▶ _Work instruction_
Pick up the case report about the woman with the left adrenal mass and write what comes next, starting after its last sentence about the sagittal CT reconstructions.

▶ _Extracted text_
########

A 61-year-old white woman presented to the Urology clinic with left flank pain and a questionable history of weight loss. She has a medical history of nephrolithiasis and hypertension. Past surgeries included a cholecystectomy and hysterectomy. The patient has a history of long-term tobacco use. Urinanalysis on admission revealed microscopic hematuria. Hematologic workup was unremarkable.

DIAGNOSIS

Adrenal cortical adenoma with very atypical imaging features

IMAGING FINDINGS

The initial radiologic examination, an abdominal X-ray of the kidney, ureter, and bladder (KUB), showed multiple amorphous calcifications in the left mid-flank region, possibly within an adrenal or upper renal pole mass (Figure 1). A follow-up intravenous urogram demonstrated inferior dis-placement of the left kidney with prominent areas of calcification superior to the left kidney. A renal ultrasound showed a heterogeneous echo-texture mass lesion in the expected location of the left adrenal gland, which appeared separate from a normal-sized left kidney (Figure 2). A noncontrast computed tomographic (CT) scan showed a heterogeneous attenuation 11-cm mass with large amorphous calcifications as well as islands of macroscopic fat, in the expected location of the left adrenal gland (Figure 3A). Contrast-enhanced CT showed minimal peripheral enhancement as well as prominent necrotic areas and a few thin enhancing septations (not shown). Sagittal CT reconstructions further substantiate the above findings (Figure 3B).

########

▶ _The data_

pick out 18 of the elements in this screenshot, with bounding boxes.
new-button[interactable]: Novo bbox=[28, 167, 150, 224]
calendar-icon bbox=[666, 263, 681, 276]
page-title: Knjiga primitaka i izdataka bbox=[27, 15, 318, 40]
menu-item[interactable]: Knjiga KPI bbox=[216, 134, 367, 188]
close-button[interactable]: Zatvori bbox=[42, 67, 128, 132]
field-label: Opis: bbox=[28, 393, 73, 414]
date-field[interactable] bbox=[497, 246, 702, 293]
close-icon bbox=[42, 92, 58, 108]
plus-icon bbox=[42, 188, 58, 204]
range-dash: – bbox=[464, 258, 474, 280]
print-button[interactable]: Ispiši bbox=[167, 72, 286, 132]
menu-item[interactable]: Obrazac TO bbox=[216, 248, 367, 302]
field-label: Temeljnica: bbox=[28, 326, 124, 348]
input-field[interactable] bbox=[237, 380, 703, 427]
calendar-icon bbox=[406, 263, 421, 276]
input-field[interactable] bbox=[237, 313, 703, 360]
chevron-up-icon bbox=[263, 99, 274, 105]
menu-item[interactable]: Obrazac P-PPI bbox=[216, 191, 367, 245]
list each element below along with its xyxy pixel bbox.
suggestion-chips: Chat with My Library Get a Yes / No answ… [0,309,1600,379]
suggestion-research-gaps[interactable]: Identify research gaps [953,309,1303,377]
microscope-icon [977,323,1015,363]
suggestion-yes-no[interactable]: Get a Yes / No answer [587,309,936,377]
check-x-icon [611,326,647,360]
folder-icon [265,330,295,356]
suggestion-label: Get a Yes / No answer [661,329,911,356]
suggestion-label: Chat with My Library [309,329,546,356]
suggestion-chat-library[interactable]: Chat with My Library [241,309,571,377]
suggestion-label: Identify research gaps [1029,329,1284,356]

########

▶ _Answer below_
PATHOLOGIC CORRELATION

Grossly, the tumor mass measured 11 * 11 * 8 cm and weighed 480 g. It was adjacent to the kidney, but separated from it by fibrofatty tissue. On the cut surface, the tumor was yellow to gray and mostly smooth. There were large areas of hemorrhage and focal areas that appeared to be necrotic or degenerative. Scattered 0.5- to 1-cm cysts containing blood or necrotic debris were also present. On cutting, bony hard areas could be appreciated. Microscopically, the tumor mass contained uniform lipid-laden adrenal cortical cells. Most of the central part of the lesion was hemorrhagic with large areas of hyaline and myxoid degeneration. There were large bands of fibrous tissue traversing the areas of degeneration. Focal areas of fatty metaplasia and osseous metaplasia were present (Figure 4).

DISCUSSION

Characterization of adrenal masses is an important clinical problem and a focus of abdominal imaging research, because adrenal masses are frequently seen as the so-called incidentaloma. They appear in autopsy series with a reported prevalence of 2% to 9%. 1,2 Although most incidentally discovered adrenal masses represent benign cortical adenomas, often imaging features cannot reliably differentiate an adenoma from more ominous lesions. 3

On imaging, an adrenal adenoma is typically a small (usually <5 cm), well-circumscribed, homogeneous mass with near fluid attenuation values on precontrast CT and uniform contrast enhancement with rapid washout of iodinated or gadolinium-based contrast material. Adenomas frequently demonstrate the presence of intracellular lipid and almost never liquefy. Calcification is rare. They may occasionally undergo intratumoral hemorrhagic degeneration with the development of cystic internal spaces and subsequent fibrosis. 4-6

The imaging findings in this case were not characteristic of a benign cortical adenoma. There were large areas of osseous metaplasia as well as scattered areas of necrosis. Additionally, prominent islands of adipose tissue were noted throughout the lesion. Furthermore, the size of the mass at 11 cm was, in itself, unusual for a benign adenoma.

Initial diagnostic considerations included a primary adrenal cortical malignancy, a metastatic lesion from an occult primary, and a myelolipoma. Pheochromocytoma and adenoma were believed to be less likely 7,8 because of atypical imaging characteristics.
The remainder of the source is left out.